→ **STORED DATA**
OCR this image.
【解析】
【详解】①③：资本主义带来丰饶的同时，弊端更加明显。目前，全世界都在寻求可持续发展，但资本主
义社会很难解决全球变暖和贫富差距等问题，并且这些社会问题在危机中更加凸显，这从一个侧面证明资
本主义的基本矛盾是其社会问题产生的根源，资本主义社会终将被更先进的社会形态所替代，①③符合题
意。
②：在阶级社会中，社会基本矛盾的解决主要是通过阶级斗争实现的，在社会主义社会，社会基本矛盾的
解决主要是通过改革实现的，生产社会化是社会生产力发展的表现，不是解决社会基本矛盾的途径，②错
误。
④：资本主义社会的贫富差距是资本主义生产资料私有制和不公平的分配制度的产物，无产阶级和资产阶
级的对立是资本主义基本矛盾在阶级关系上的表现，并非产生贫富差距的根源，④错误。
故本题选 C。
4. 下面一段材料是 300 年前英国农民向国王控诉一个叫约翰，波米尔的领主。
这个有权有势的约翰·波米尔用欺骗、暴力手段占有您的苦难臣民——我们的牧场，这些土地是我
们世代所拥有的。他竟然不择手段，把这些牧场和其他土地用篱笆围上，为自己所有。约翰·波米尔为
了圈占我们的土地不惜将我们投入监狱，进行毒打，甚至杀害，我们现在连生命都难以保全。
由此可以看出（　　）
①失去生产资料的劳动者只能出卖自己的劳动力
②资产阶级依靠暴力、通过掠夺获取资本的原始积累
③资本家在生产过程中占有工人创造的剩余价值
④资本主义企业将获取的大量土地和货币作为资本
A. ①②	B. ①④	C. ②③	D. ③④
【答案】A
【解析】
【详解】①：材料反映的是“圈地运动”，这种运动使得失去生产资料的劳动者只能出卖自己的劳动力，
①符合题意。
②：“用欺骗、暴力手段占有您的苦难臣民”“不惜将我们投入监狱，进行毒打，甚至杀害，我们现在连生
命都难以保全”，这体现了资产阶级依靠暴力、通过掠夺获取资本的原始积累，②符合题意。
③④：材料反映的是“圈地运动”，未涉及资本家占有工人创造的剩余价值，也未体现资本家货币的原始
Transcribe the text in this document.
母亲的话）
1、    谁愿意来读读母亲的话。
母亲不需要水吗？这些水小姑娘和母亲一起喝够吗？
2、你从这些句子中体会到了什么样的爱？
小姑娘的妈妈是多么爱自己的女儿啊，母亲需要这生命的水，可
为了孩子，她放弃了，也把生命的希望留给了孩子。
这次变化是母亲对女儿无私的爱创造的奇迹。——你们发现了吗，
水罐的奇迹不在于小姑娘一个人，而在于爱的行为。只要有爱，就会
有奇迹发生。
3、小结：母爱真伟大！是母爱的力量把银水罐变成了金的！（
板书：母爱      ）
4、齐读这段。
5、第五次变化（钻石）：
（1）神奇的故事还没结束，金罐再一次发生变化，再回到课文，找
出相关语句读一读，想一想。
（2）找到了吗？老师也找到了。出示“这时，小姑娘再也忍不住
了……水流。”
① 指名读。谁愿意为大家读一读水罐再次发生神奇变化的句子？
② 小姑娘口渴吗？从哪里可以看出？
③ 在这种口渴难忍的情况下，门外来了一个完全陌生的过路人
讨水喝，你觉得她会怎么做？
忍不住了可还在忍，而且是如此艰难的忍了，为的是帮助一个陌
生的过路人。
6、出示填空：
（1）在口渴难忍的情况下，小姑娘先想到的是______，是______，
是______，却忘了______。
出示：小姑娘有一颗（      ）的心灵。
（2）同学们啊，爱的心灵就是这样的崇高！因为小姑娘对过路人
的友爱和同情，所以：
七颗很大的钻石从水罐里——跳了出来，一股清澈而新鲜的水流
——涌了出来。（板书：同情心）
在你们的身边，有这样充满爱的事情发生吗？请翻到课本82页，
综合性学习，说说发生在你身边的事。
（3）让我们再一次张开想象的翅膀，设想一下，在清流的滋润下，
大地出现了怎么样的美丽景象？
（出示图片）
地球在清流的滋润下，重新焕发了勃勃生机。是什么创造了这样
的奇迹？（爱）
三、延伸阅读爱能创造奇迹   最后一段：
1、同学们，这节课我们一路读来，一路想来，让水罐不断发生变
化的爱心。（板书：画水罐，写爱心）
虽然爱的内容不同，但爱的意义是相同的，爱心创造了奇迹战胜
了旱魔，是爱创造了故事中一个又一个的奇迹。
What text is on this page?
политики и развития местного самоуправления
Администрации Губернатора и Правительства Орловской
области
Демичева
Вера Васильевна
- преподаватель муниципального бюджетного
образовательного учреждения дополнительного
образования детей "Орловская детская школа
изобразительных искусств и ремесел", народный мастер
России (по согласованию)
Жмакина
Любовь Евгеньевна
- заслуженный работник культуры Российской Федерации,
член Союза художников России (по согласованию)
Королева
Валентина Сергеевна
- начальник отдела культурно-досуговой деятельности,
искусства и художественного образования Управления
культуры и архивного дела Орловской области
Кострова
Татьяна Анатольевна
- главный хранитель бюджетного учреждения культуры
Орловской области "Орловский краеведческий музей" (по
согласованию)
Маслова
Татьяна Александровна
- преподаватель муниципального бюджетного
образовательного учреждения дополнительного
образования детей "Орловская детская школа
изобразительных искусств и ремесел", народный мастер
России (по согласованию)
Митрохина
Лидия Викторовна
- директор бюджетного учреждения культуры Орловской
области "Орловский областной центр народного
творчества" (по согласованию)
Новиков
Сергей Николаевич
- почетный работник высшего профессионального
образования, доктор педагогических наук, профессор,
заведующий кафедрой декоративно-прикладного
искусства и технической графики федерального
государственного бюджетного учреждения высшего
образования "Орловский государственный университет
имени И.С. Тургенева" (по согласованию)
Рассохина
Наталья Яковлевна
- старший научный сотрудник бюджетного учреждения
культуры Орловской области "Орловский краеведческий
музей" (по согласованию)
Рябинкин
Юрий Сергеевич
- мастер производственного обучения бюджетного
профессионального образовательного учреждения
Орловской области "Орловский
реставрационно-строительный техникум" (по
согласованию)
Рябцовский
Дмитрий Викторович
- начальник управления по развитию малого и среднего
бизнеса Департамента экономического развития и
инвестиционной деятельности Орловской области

→ **PROMPT**
Your task is to transcribe the line containing "What text is on this page?" and every line after it, through the last line of the data, exactly as written and with nothing more.

→ **TASK RESPONSE**
What text is on this page?
политики и развития местного самоуправления
Администрации Губернатора и Правительства Орловской
области
Демичева
Вера Васильевна
- преподаватель муниципального бюджетного
образовательного учреждения дополнительного
образования детей "Орловская детская школа
изобразительных искусств и ремесел", народный мастер
России (по согласованию)
Жмакина
Любовь Евгеньевна
- заслуженный работник культуры Российской Федерации,
член Союза художников России (по согласованию)
Королева
Валентина Сергеевна
- начальник отдела культурно-досуговой деятельности,
искусства и художественного образования Управления
культуры и архивного дела Орловской области
Кострова
Татьяна Анатольевна
- главный хранитель бюджетного учреждения культуры
Орловской области "Орловский краеведческий музей" (по
согласованию)
Маслова
Татьяна Александровна
- преподаватель муниципального бюджетного
образовательного учреждения дополнительного
образования детей "Орловская детская школа
изобразительных искусств и ремесел", народный мастер
России (по согласованию)
Митрохина
Лидия Викторовна
- директор бюджетного учреждения культуры Орловской
области "Орловский областной центр народного
творчества" (по согласованию)
Новиков
Сергей Николаевич
- почетный работник высшего профессионального
образования, доктор педагогических наук, профессор,
заведующий кафедрой декоративно-прикладного
искусства и технической графики федерального
государственного бюджетного учреждения высшего
образования "Орловский государственный университет
имени И.С. Тургенева" (по согласованию)
Рассохина
Наталья Яковлевна
- старший научный сотрудник бюджетного учреждения
культуры Орловской области "Орловский краеведческий
музей" (по согласованию)
Рябинкин
Юрий Сергеевич
- мастер производственного обучения бюджетного
профессионального образовательного учреждения
Орловской области "Орловский
реставрационно-строительный техникум" (по
согласованию)
Рябцовский
Дмитрий Викторович
- начальник управления по развитию малого и среднего
бизнеса Департамента экономического развития и
инвестиционной деятельности Орловской области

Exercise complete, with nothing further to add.